Stored data entries:
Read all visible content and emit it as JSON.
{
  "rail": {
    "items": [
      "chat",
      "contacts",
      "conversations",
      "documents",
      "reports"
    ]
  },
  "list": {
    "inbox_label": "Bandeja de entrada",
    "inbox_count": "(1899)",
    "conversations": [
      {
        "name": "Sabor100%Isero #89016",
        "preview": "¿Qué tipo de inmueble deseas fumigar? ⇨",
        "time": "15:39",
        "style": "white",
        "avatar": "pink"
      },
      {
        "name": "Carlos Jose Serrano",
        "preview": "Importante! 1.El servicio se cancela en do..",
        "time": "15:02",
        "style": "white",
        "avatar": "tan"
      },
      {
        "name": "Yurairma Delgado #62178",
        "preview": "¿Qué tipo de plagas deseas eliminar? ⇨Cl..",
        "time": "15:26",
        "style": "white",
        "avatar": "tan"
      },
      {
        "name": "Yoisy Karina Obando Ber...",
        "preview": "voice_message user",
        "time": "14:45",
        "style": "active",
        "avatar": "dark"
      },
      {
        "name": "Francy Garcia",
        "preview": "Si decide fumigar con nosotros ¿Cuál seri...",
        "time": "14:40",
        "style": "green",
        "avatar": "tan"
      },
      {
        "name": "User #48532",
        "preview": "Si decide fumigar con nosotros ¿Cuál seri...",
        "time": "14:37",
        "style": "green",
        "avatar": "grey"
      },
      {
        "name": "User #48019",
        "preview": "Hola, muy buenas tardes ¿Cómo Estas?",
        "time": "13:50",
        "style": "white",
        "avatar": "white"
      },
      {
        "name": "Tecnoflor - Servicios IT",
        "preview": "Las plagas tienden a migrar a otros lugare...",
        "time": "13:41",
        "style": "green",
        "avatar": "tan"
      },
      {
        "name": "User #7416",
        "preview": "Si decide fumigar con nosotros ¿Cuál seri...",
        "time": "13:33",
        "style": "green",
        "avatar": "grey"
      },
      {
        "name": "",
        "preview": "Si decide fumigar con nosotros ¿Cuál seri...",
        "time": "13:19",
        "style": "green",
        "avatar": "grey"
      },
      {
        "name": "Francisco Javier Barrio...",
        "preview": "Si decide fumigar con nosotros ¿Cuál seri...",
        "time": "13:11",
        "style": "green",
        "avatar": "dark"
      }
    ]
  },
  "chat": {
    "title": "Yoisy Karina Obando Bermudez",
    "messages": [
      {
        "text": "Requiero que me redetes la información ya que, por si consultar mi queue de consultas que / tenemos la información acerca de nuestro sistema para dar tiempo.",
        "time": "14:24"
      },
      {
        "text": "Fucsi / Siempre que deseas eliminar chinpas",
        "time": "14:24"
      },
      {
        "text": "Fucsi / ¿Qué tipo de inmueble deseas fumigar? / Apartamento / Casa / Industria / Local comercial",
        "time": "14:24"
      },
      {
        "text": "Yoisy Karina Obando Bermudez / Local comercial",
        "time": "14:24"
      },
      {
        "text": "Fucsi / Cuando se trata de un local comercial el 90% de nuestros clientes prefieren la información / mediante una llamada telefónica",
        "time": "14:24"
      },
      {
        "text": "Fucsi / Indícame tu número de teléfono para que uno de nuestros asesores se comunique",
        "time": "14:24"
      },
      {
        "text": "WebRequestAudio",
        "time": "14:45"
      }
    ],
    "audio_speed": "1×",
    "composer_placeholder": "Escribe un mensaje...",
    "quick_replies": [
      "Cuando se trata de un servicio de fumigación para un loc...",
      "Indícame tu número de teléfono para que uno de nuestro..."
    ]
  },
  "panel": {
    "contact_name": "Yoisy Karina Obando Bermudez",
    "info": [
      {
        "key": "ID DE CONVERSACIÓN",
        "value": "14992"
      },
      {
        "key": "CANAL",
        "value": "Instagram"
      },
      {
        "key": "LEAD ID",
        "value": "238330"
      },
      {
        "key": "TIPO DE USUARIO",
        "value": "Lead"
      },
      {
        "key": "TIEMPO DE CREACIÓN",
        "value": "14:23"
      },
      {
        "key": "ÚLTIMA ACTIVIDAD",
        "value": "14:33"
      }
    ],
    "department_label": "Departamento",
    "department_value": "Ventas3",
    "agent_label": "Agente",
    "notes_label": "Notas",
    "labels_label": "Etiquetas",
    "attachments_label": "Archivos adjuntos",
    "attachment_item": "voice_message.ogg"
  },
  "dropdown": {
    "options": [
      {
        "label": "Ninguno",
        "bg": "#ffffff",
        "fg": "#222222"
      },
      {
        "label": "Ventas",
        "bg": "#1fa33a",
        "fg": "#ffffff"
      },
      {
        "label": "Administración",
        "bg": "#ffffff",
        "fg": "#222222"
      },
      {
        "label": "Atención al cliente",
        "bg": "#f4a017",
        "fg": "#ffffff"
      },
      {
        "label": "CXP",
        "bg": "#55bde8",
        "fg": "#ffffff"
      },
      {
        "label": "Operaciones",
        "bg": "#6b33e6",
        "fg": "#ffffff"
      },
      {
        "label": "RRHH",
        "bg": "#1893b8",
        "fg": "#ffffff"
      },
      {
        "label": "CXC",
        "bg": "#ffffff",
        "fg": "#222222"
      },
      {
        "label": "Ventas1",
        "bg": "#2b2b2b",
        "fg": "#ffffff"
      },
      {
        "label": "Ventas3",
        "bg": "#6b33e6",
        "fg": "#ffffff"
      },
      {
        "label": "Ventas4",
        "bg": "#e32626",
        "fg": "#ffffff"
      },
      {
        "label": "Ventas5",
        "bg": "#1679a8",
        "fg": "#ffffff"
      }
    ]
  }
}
* * *
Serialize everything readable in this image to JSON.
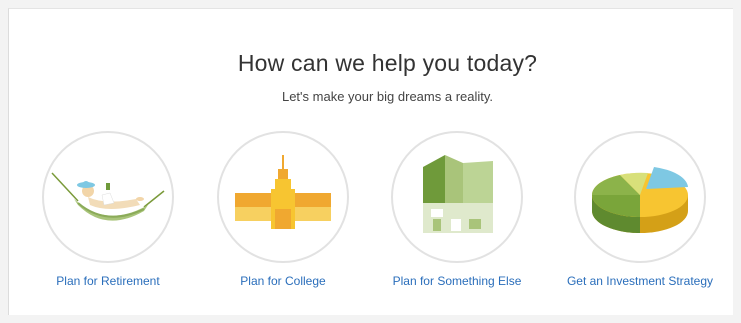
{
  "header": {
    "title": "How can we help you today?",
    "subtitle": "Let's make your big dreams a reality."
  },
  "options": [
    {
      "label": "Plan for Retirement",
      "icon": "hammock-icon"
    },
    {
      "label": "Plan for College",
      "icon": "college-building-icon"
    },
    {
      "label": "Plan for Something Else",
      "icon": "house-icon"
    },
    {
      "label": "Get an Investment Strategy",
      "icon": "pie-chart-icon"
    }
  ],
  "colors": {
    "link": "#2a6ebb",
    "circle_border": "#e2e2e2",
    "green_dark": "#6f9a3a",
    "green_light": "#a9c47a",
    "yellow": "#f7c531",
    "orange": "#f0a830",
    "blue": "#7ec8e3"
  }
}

■ **What to work on**
Show every line from the entries above in which "número" appears.

■ **Final result**
        "text": "Fucsi / Indícame tu número de teléfono para que uno de nuestros asesores se comunique",
      "Indícame tu número de teléfono para que uno de nuestro..."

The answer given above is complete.